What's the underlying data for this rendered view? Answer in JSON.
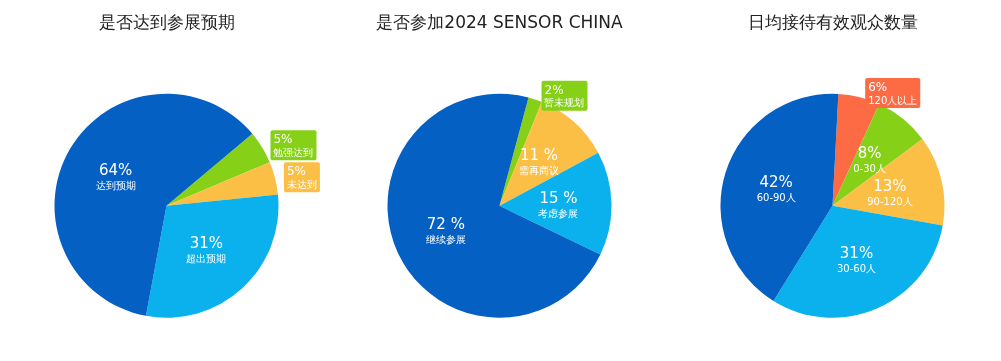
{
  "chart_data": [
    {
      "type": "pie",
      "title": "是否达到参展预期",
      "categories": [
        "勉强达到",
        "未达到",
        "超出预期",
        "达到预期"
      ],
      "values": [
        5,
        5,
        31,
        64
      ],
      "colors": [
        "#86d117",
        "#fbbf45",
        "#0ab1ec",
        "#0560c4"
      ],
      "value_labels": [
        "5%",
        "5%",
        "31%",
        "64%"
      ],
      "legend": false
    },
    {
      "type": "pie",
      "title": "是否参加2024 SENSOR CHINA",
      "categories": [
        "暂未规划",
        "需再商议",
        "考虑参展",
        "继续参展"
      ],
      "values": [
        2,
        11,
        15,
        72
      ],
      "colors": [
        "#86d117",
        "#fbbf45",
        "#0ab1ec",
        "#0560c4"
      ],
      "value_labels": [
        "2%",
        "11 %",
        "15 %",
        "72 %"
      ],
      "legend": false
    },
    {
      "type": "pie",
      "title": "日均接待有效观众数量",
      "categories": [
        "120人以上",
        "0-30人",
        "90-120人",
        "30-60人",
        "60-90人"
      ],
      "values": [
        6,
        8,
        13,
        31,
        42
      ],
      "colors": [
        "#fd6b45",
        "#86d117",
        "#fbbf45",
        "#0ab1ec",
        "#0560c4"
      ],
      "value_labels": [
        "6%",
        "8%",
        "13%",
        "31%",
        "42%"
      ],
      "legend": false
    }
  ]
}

### TO BE DONE
Every record above should be written out again exactly; the pictures stay out of the copy.

### SOLUTION FOR THIS TASK
What's the underlying data for this rendered view? Answer in JSON.
{
  "chart_data": [
    {
      "type": "pie",
      "title": "是否达到参展预期",
      "categories": [
        "勉强达到",
        "未达到",
        "超出预期",
        "达到预期"
      ],
      "values": [
        5,
        5,
        31,
        64
      ],
      "colors": [
        "#86d117",
        "#fbbf45",
        "#0ab1ec",
        "#0560c4"
      ],
      "value_labels": [
        "5%",
        "5%",
        "31%",
        "64%"
      ],
      "legend": false
    },
    {
      "type": "pie",
      "title": "是否参加2024 SENSOR CHINA",
      "categories": [
        "暂未规划",
        "需再商议",
        "考虑参展",
        "继续参展"
      ],
      "values": [
        2,
        11,
        15,
        72
      ],
      "colors": [
        "#86d117",
        "#fbbf45",
        "#0ab1ec",
        "#0560c4"
      ],
      "value_labels": [
        "2%",
        "11 %",
        "15 %",
        "72 %"
      ],
      "legend": false
    },
    {
      "type": "pie",
      "title": "日均接待有效观众数量",
      "categories": [
        "120人以上",
        "0-30人",
        "90-120人",
        "30-60人",
        "60-90人"
      ],
      "values": [
        6,
        8,
        13,
        31,
        42
      ],
      "colors": [
        "#fd6b45",
        "#86d117",
        "#fbbf45",
        "#0ab1ec",
        "#0560c4"
      ],
      "value_labels": [
        "6%",
        "8%",
        "13%",
        "31%",
        "42%"
      ],
      "legend": false
    }
  ]
}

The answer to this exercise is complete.